The request ▸ Rewrite the data below, replacing "table-body" with "table-content" wherever it occurs and keeping all other text unchanged.

Extracted records ▸
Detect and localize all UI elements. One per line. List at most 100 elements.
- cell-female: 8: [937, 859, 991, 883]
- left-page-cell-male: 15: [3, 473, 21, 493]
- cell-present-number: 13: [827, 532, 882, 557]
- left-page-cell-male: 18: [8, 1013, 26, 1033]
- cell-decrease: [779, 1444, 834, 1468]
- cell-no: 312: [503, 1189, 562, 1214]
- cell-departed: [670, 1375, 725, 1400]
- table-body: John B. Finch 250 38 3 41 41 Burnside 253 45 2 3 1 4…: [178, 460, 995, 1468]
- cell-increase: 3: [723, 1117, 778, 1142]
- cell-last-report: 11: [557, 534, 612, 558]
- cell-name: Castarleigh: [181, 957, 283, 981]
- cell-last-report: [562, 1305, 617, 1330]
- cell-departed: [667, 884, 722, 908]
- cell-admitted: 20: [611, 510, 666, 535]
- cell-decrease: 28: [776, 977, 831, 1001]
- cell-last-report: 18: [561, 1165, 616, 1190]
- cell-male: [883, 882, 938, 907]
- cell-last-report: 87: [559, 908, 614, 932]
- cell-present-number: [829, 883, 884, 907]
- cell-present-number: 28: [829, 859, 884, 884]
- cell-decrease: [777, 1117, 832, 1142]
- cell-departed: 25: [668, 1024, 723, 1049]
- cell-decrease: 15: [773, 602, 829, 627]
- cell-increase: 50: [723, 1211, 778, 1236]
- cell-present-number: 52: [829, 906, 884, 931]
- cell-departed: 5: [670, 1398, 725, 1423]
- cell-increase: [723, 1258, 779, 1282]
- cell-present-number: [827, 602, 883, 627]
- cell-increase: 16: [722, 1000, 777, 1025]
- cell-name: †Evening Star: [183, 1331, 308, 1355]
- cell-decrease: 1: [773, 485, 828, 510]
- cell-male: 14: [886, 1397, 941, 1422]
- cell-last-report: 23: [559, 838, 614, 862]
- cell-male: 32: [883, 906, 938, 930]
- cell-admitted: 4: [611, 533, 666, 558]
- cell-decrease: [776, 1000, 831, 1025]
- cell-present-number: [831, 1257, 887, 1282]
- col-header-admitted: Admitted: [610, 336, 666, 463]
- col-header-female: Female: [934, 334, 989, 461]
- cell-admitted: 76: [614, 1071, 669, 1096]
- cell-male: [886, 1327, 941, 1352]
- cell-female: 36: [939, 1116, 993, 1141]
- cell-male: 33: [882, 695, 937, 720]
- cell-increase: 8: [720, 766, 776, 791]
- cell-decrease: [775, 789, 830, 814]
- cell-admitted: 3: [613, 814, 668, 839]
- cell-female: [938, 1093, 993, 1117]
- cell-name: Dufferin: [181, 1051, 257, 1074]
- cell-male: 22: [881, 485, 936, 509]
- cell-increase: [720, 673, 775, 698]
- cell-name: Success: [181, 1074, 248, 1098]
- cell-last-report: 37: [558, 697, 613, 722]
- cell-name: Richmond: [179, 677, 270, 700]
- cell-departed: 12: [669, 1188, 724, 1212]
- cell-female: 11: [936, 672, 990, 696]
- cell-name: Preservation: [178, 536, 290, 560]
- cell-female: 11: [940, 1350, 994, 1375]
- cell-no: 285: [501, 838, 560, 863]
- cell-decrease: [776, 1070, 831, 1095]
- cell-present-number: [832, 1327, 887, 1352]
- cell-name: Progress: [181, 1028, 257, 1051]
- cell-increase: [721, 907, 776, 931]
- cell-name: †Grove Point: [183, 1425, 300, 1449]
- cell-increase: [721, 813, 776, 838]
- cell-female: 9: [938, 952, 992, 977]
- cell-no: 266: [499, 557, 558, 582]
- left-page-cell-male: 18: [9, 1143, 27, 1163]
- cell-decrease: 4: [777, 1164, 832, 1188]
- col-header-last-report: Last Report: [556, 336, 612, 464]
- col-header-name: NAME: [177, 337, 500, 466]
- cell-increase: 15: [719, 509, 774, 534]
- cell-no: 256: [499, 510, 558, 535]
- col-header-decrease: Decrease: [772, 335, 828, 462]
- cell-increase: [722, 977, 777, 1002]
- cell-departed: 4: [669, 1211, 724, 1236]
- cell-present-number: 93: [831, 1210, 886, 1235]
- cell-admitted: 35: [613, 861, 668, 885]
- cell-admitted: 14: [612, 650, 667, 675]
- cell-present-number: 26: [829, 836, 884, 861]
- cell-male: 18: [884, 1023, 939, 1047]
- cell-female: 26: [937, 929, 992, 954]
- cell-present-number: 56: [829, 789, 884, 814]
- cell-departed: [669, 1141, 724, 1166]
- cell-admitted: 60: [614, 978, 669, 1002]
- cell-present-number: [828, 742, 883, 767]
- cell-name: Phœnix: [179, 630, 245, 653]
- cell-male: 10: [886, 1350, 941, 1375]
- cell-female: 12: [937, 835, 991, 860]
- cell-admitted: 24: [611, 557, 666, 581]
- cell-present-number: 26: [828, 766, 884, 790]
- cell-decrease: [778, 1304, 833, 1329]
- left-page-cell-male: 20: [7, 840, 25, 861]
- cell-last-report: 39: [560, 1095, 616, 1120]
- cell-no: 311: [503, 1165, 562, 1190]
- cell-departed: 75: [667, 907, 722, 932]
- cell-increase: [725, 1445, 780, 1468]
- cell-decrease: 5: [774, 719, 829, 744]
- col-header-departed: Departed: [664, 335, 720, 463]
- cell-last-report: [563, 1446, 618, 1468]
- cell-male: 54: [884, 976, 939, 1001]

Answer to this task ▸
Detect and localize all UI elements. One per line. List at most 100 elements.
- cell-female: 8: [937, 859, 991, 883]
- left-page-cell-male: 15: [3, 473, 21, 493]
- cell-present-number: 13: [827, 532, 882, 557]
- left-page-cell-male: 18: [8, 1013, 26, 1033]
- cell-decrease: [779, 1444, 834, 1468]
- cell-no: 312: [503, 1189, 562, 1214]
- cell-departed: [670, 1375, 725, 1400]
- table-content: John B. Finch 250 38 3 41 41 Burnside 253 45 2 3 1 4…: [178, 460, 995, 1468]
- cell-increase: 3: [723, 1117, 778, 1142]
- cell-last-report: 11: [557, 534, 612, 558]
- cell-name: Castarleigh: [181, 957, 283, 981]
- cell-last-report: [562, 1305, 617, 1330]
- cell-departed: [667, 884, 722, 908]
- cell-admitted: 20: [611, 510, 666, 535]
- cell-decrease: 28: [776, 977, 831, 1001]
- cell-last-report: 18: [561, 1165, 616, 1190]
- cell-male: [883, 882, 938, 907]
- cell-last-report: 87: [559, 908, 614, 932]
- cell-present-number: [829, 883, 884, 907]
- cell-present-number: 28: [829, 859, 884, 884]
- cell-decrease: [777, 1117, 832, 1142]
- cell-departed: 25: [668, 1024, 723, 1049]
- cell-decrease: 15: [773, 602, 829, 627]
- cell-increase: 50: [723, 1211, 778, 1236]
- cell-present-number: 52: [829, 906, 884, 931]
- cell-departed: 5: [670, 1398, 725, 1423]
- cell-increase: [723, 1258, 779, 1282]
- cell-present-number: [827, 602, 883, 627]
- cell-increase: 16: [722, 1000, 777, 1025]
- cell-name: †Evening Star: [183, 1331, 308, 1355]
- cell-decrease: 1: [773, 485, 828, 510]
- cell-male: 14: [886, 1397, 941, 1422]
- cell-last-report: 23: [559, 838, 614, 862]
- cell-male: 32: [883, 906, 938, 930]
- cell-admitted: 4: [611, 533, 666, 558]
- cell-decrease: [776, 1000, 831, 1025]
- cell-present-number: [831, 1257, 887, 1282]
- col-header-admitted: Admitted: [610, 336, 666, 463]
- col-header-female: Female: [934, 334, 989, 461]
- cell-admitted: 76: [614, 1071, 669, 1096]
- cell-male: [886, 1327, 941, 1352]
- cell-female: 36: [939, 1116, 993, 1141]
- cell-male: 33: [882, 695, 937, 720]
- cell-increase: 8: [720, 766, 776, 791]
- cell-decrease: [775, 789, 830, 814]
- cell-admitted: 3: [613, 814, 668, 839]
- cell-female: [938, 1093, 993, 1117]
- cell-name: Dufferin: [181, 1051, 257, 1074]
- cell-male: 22: [881, 485, 936, 509]
- cell-increase: [720, 673, 775, 698]
- cell-name: Success: [181, 1074, 248, 1098]
- cell-last-report: 37: [558, 697, 613, 722]
- cell-name: Richmond: [179, 677, 270, 700]
- cell-departed: 12: [669, 1188, 724, 1212]
- cell-female: 11: [936, 672, 990, 696]
- cell-name: Preservation: [178, 536, 290, 560]
- cell-female: 11: [940, 1350, 994, 1375]
- cell-no: 285: [501, 838, 560, 863]
- cell-decrease: [776, 1070, 831, 1095]
- cell-present-number: [832, 1327, 887, 1352]
- cell-name: Progress: [181, 1028, 257, 1051]
- cell-increase: [721, 907, 776, 931]
- cell-name: †Grove Point: [183, 1425, 300, 1449]
- cell-increase: [721, 813, 776, 838]
- cell-female: 9: [938, 952, 992, 977]
- cell-no: 266: [499, 557, 558, 582]
- left-page-cell-male: 18: [9, 1143, 27, 1163]
- cell-decrease: 4: [777, 1164, 832, 1188]
- col-header-last-report: Last Report: [556, 336, 612, 464]
- col-header-name: NAME: [177, 337, 500, 466]
- cell-increase: 15: [719, 509, 774, 534]
- cell-no: 256: [499, 510, 558, 535]
- col-header-decrease: Decrease: [772, 335, 828, 462]
- cell-increase: [722, 977, 777, 1002]
- cell-departed: 4: [669, 1211, 724, 1236]
- cell-present-number: 93: [831, 1210, 886, 1235]
- cell-admitted: 35: [613, 861, 668, 885]
- cell-admitted: 14: [612, 650, 667, 675]
- cell-present-number: 26: [829, 836, 884, 861]
- cell-male: 18: [884, 1023, 939, 1047]
- cell-female: 26: [937, 929, 992, 954]
- cell-present-number: 56: [829, 789, 884, 814]
- cell-departed: [669, 1141, 724, 1166]
- cell-admitted: 60: [614, 978, 669, 1002]
- cell-present-number: [828, 742, 883, 767]
- cell-name: Phœnix: [179, 630, 245, 653]
- cell-male: 10: [886, 1350, 941, 1375]
- cell-female: 12: [937, 835, 991, 860]
- cell-admitted: 24: [611, 557, 666, 581]
- cell-present-number: 26: [828, 766, 884, 790]
- cell-decrease: [778, 1304, 833, 1329]
- left-page-cell-male: 20: [7, 840, 25, 861]
- cell-last-report: 39: [560, 1095, 616, 1120]
- cell-no: 311: [503, 1165, 562, 1190]
- cell-departed: 75: [667, 907, 722, 932]
- cell-increase: [725, 1445, 780, 1468]
- cell-decrease: 5: [774, 719, 829, 744]
- col-header-departed: Departed: [664, 335, 720, 463]
- cell-last-report: [563, 1446, 618, 1468]
- cell-male: 54: [884, 976, 939, 1001]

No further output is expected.